Work to do:
Every line of the material that follows must be printed again exactly.

Extracted data:
--- START ---
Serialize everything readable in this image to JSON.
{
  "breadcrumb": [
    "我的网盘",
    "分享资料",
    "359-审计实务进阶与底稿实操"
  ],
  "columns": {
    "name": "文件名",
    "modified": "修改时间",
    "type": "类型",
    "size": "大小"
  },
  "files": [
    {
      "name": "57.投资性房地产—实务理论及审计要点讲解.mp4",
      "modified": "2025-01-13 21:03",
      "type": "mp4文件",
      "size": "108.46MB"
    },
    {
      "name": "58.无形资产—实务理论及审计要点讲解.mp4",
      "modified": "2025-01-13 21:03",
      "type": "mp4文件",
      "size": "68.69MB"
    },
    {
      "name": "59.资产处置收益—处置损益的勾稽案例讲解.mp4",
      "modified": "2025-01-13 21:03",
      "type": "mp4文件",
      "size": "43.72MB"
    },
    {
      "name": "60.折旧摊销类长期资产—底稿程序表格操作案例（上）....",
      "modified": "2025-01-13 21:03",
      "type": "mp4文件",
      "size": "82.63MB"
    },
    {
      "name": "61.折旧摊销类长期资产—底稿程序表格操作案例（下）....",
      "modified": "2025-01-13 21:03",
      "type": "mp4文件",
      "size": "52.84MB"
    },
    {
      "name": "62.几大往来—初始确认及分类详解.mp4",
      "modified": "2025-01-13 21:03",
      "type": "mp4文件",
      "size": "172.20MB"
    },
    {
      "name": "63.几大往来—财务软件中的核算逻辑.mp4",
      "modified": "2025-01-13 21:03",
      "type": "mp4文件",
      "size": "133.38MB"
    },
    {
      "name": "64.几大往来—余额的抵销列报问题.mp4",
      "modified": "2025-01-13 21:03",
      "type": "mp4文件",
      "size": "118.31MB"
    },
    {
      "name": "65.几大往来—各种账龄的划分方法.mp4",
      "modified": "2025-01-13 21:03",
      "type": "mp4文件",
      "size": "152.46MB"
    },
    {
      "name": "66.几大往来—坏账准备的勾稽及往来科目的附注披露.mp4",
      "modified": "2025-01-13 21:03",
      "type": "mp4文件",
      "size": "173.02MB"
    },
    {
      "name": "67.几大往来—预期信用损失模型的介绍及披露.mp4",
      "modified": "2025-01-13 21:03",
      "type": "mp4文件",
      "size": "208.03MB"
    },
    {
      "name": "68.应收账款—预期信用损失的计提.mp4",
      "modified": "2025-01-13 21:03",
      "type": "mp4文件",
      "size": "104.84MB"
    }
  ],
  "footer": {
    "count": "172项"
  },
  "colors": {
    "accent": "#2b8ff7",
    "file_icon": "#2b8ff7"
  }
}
--- END ---
Exercise response:
Serialize everything readable in this image to JSON.
{
  "breadcrumb": [
    "我的网盘",
    "分享资料",
    "359-审计实务进阶与底稿实操"
  ],
  "columns": {
    "name": "文件名",
    "modified": "修改时间",
    "type": "类型",
    "size": "大小"
  },
  "files": [
    {
      "name": "57.投资性房地产—实务理论及审计要点讲解.mp4",
      "modified": "2025-01-13 21:03",
      "type": "mp4文件",
      "size": "108.46MB"
    },
    {
      "name": "58.无形资产—实务理论及审计要点讲解.mp4",
      "modified": "2025-01-13 21:03",
      "type": "mp4文件",
      "size": "68.69MB"
    },
    {
      "name": "59.资产处置收益—处置损益的勾稽案例讲解.mp4",
      "modified": "2025-01-13 21:03",
      "type": "mp4文件",
      "size": "43.72MB"
    },
    {
      "name": "60.折旧摊销类长期资产—底稿程序表格操作案例（上）....",
      "modified": "2025-01-13 21:03",
      "type": "mp4文件",
      "size": "82.63MB"
    },
    {
      "name": "61.折旧摊销类长期资产—底稿程序表格操作案例（下）....",
      "modified": "2025-01-13 21:03",
      "type": "mp4文件",
      "size": "52.84MB"
    },
    {
      "name": "62.几大往来—初始确认及分类详解.mp4",
      "modified": "2025-01-13 21:03",
      "type": "mp4文件",
      "size": "172.20MB"
    },
    {
      "name": "63.几大往来—财务软件中的核算逻辑.mp4",
      "modified": "2025-01-13 21:03",
      "type": "mp4文件",
      "size": "133.38MB"
    },
    {
      "name": "64.几大往来—余额的抵销列报问题.mp4",
      "modified": "2025-01-13 21:03",
      "type": "mp4文件",
      "size": "118.31MB"
    },
    {
      "name": "65.几大往来—各种账龄的划分方法.mp4",
      "modified": "2025-01-13 21:03",
      "type": "mp4文件",
      "size": "152.46MB"
    },
    {
      "name": "66.几大往来—坏账准备的勾稽及往来科目的附注披露.mp4",
      "modified": "2025-01-13 21:03",
      "type": "mp4文件",
      "size": "173.02MB"
    },
    {
      "name": "67.几大往来—预期信用损失模型的介绍及披露.mp4",
      "modified": "2025-01-13 21:03",
      "type": "mp4文件",
      "size": "208.03MB"
    },
    {
      "name": "68.应收账款—预期信用损失的计提.mp4",
      "modified": "2025-01-13 21:03",
      "type": "mp4文件",
      "size": "104.84MB"
    }
  ],
  "footer": {
    "count": "172项"
  },
  "colors": {
    "accent": "#2b8ff7",
    "file_icon": "#2b8ff7"
  }
}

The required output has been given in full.